Work required
Transcribe the whole listing below without changing a word, but leave out every image.

[begin Items]

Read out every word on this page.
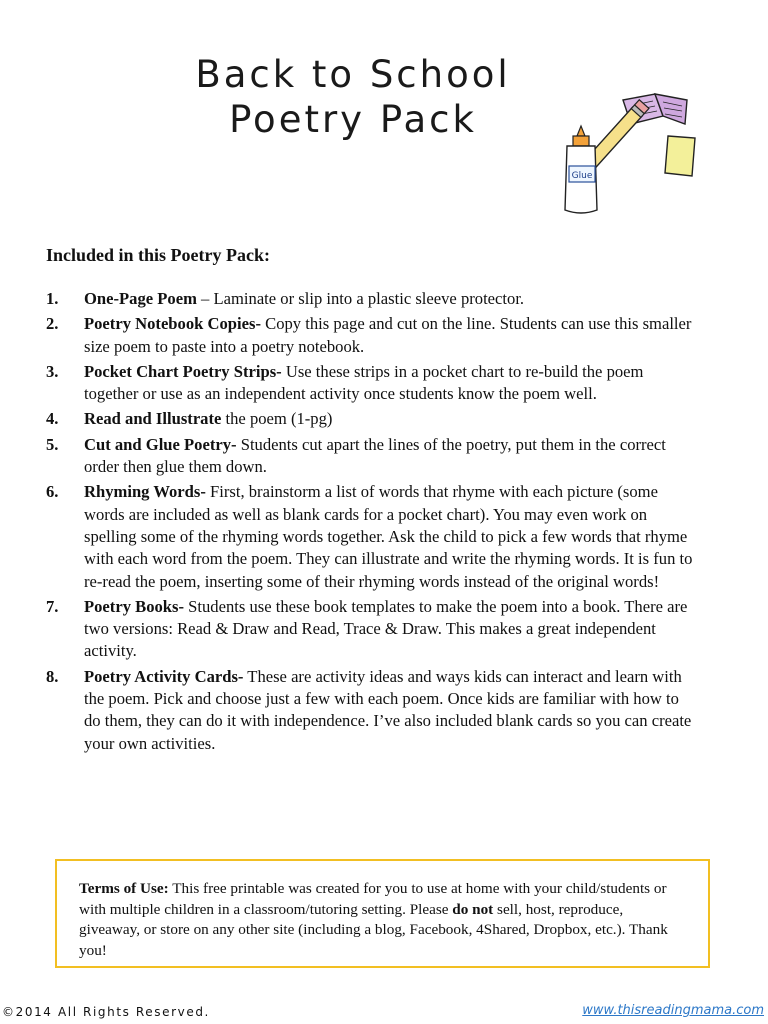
Back to School
Poetry Pack
Glue
Included in this Poetry Pack:
1. One-Page Poem – Laminate or slip into a plastic sleeve protector.
2. Poetry Notebook Copies- Copy this page and cut on the line. Students can use this smaller size poem to paste into a poetry notebook.
3. Pocket Chart Poetry Strips- Use these strips in a pocket chart to re-build the poem together or use as an independent activity once students know the poem well.
4. Read and Illustrate the poem (1-pg)
5. Cut and Glue Poetry- Students cut apart the lines of the poetry, put them in the correct order then glue them down.
6. Rhyming Words- First, brainstorm a list of words that rhyme with each picture (some words are included as well as blank cards for a pocket chart). You may even work on spelling some of the rhyming words together. Ask the child to pick a few words that rhyme with each word from the poem. They can illustrate and write the rhyming words. It is fun to re-read the poem, inserting some of their rhyming words instead of the original words!
7. Poetry Books- Students use these book templates to make the poem into a book. There are two versions: Read & Draw and Read, Trace & Draw. This makes a great independent activity.
8. Poetry Activity Cards- These are activity ideas and ways kids can interact and learn with the poem. Pick and choose just a few with each poem. Once kids are familiar with how to do them, they can do it with independence. I’ve also included blank cards so you can create your own activities.
Terms of Use: This free printable was created for you to use at home with your child/students or with multiple children in a classroom/tutoring setting. Please do not sell, host, reproduce, giveaway, or store on any other site (including a blog, Facebook, 4Shared, Dropbox, etc.). Thank you!
©2014 All Rights Reserved.	www.thisreadingmama.com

[end Items]

The solution
Read out every word on this page.
Back to School
Poetry Pack
Glue
Included in this Poetry Pack:
1. One-Page Poem – Laminate or slip into a plastic sleeve protector.
2. Poetry Notebook Copies- Copy this page and cut on the line. Students can use this smaller size poem to paste into a poetry notebook.
3. Pocket Chart Poetry Strips- Use these strips in a pocket chart to re-build the poem together or use as an independent activity once students know the poem well.
4. Read and Illustrate the poem (1-pg)
5. Cut and Glue Poetry- Students cut apart the lines of the poetry, put them in the correct order then glue them down.
6. Rhyming Words- First, brainstorm a list of words that rhyme with each picture (some words are included as well as blank cards for a pocket chart). You may even work on spelling some of the rhyming words together. Ask the child to pick a few words that rhyme with each word from the poem. They can illustrate and write the rhyming words. It is fun to re-read the poem, inserting some of their rhyming words instead of the original words!
7. Poetry Books- Students use these book templates to make the poem into a book. There are two versions: Read & Draw and Read, Trace & Draw. This makes a great independent activity.
8. Poetry Activity Cards- These are activity ideas and ways kids can interact and learn with the poem. Pick and choose just a few with each poem. Once kids are familiar with how to do them, they can do it with independence. I’ve also included blank cards so you can create your own activities.
Terms of Use: This free printable was created for you to use at home with your child/students or with multiple children in a classroom/tutoring setting. Please do not sell, host, reproduce, giveaway, or store on any other site (including a blog, Facebook, 4Shared, Dropbox, etc.). Thank you!
©2014 All Rights Reserved.	www.thisreadingmama.com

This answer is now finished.